# [Text section]
· · · · · · ·

EFF sues FBI: Best Buy’s Geek Squad informants violate Fourth Amendment rights


Recently, the Electronic Frontier Foundation (EFF) announced that they would be filing suit against the Federal Bureau of Information (FBI). Why? Because they justly believe that the FBI’s use of Best Buy’s Geek Squad employees to search innocent people’s computers without a warrant is a violation of American citizens’ Fourth Amendment rights.

To fight back against this tyrannical federal overreach, the EFF has filed a Freedom of Information Act lawsuit against the FBI. The organization is seeking to obtain records that would illustrate to what lengths the FBI goes to direct and train Geek Squad employees to engage in searches of people’s devices sans-warrant. One of the key issues EFF hopes to gain a better understanding of is at what point does a Geek Squad member’s search turn into a warrantless government search — which would be a blatant violation of the Fourth Amendment.

· · · · · · ·

# [Stored data]
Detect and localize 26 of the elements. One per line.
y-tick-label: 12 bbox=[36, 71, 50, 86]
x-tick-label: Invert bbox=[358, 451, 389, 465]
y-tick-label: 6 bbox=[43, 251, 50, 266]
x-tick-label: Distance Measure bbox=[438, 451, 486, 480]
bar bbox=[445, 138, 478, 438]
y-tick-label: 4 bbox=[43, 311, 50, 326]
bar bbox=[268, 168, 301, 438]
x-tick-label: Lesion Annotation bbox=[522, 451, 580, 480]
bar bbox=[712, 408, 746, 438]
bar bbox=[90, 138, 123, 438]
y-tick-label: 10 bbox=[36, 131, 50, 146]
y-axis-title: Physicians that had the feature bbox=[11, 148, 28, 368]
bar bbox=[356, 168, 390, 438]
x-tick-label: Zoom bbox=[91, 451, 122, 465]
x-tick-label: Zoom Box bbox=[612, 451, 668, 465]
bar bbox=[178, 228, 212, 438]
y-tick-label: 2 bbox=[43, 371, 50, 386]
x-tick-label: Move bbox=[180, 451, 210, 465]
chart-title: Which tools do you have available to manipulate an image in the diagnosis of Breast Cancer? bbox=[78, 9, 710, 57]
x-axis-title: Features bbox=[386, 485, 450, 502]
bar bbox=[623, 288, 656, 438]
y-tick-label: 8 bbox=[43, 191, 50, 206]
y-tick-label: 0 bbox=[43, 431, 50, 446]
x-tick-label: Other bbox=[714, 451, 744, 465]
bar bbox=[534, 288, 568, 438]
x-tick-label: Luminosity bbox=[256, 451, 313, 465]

· · · · · · ·

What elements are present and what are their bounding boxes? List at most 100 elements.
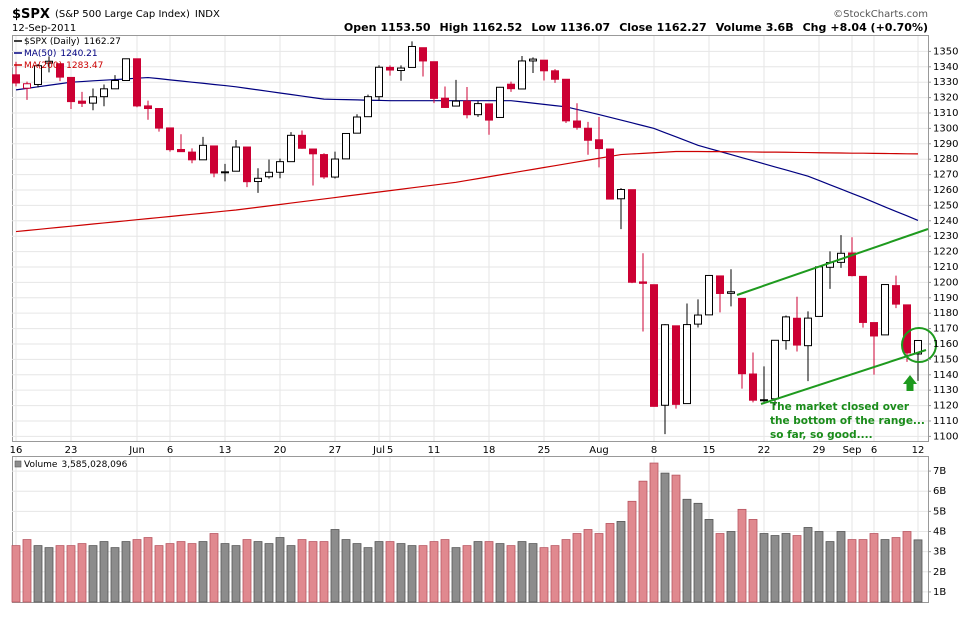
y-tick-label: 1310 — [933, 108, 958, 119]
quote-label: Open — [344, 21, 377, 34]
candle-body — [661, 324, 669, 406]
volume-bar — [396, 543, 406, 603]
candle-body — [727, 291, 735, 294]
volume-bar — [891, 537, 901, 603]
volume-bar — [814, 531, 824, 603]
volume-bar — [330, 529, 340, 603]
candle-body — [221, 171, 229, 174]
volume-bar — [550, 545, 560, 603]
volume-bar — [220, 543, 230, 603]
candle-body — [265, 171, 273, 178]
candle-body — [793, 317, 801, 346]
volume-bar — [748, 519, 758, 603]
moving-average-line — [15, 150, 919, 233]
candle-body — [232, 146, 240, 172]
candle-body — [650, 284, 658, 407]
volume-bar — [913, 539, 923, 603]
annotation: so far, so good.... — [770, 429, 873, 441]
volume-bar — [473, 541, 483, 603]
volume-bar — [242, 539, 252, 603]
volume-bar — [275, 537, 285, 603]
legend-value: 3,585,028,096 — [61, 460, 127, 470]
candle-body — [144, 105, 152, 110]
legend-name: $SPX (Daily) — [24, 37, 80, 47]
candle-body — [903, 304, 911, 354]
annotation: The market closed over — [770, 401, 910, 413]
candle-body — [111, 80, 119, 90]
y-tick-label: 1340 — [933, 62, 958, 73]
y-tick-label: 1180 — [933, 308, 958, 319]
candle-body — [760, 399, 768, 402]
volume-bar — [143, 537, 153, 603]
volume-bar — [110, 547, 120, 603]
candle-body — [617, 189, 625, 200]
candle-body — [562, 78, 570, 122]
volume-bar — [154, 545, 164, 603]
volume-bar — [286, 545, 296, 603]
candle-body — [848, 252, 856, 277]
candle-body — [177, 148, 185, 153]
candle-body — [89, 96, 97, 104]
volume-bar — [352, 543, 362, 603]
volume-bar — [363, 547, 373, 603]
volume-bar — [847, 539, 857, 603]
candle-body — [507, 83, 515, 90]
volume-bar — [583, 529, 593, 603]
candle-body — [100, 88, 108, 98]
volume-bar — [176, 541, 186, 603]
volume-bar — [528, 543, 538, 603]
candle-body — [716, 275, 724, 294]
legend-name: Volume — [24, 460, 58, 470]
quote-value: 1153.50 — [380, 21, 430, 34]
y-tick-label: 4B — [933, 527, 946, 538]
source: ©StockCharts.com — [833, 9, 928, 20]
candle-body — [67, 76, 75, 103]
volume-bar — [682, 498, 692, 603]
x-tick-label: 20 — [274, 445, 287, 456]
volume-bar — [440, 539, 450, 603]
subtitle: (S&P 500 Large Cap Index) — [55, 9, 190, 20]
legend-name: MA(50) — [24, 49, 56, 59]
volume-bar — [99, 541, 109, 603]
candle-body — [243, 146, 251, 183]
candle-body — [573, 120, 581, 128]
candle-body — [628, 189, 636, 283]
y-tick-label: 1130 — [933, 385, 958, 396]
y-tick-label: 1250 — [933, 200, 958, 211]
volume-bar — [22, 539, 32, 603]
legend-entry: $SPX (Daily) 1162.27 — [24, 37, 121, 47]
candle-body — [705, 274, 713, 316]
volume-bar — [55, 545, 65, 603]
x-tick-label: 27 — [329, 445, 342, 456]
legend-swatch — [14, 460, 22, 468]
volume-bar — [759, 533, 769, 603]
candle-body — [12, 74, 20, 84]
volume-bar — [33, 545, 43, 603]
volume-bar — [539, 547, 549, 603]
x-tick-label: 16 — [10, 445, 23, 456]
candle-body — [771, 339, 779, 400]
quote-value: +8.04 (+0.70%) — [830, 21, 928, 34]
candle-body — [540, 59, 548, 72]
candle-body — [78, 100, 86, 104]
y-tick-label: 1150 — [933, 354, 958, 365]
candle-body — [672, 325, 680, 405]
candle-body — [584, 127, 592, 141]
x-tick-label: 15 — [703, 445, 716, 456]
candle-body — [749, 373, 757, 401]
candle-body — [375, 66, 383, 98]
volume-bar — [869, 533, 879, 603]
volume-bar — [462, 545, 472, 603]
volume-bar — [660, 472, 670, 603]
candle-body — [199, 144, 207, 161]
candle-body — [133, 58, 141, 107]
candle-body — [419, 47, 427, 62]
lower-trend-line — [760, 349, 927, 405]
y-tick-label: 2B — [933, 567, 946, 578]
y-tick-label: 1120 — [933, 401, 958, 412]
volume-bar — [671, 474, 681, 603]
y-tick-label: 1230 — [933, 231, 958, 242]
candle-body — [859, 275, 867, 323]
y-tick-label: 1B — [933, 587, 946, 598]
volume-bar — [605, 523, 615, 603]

· · · · · · ·

# [Stated goal 1]
Transcribe the part of the EFF lawsuit article starting at "Recently, the Electronic" and ending at "Fourth Amendment rights.".
# [Stated goal 2]
Answer these questions from the EFF lawsuit article:
(a) Whose employees does the article say the FBI uses to search people's computers?
(b) What kind of lawsuit has the EFF filed against the FBI?
(c) Which amendment does the article say a warrantless government search would violate?
# [Stated goal 3]
State whether each statement agrees with the EFF lawsuit article, and back each yes or no with the deciding words of the article, quoted exactly.
(a) The EFF has filed a Freedom of Information Act lawsuit against the FBI.
(b) According to the article, the Geek Squad searches were carried out with warrants.
(c) The EFF wants to understand when a Geek Squad member's search turns into a warrantless government search.

# [Result 1]
Recently, the Electronic Frontier Foundation (EFF) announced that they would be filing suit against the Federal Bureau of Information (FBI). Why? Because they justly believe that the FBI’s use of Best Buy’s Geek Squad employees to search innocent people’s computers without a warrant is a violation of American citizens’ Fourth Amendment rights.

# [Result 2]
(a) Best Buy's Geek Squad employees.
(b) A Freedom of Information Act lawsuit.
(c) The Fourth Amendment.

# [Result 3]
(a) Yes: "the EFF has filed a Freedom of Information Act lawsuit against the FBI"
(b) No: "to search innocent people’s computers without a warrant"
(c) Yes: "at what point does a Geek Squad member’s search turn into a warrantless government search"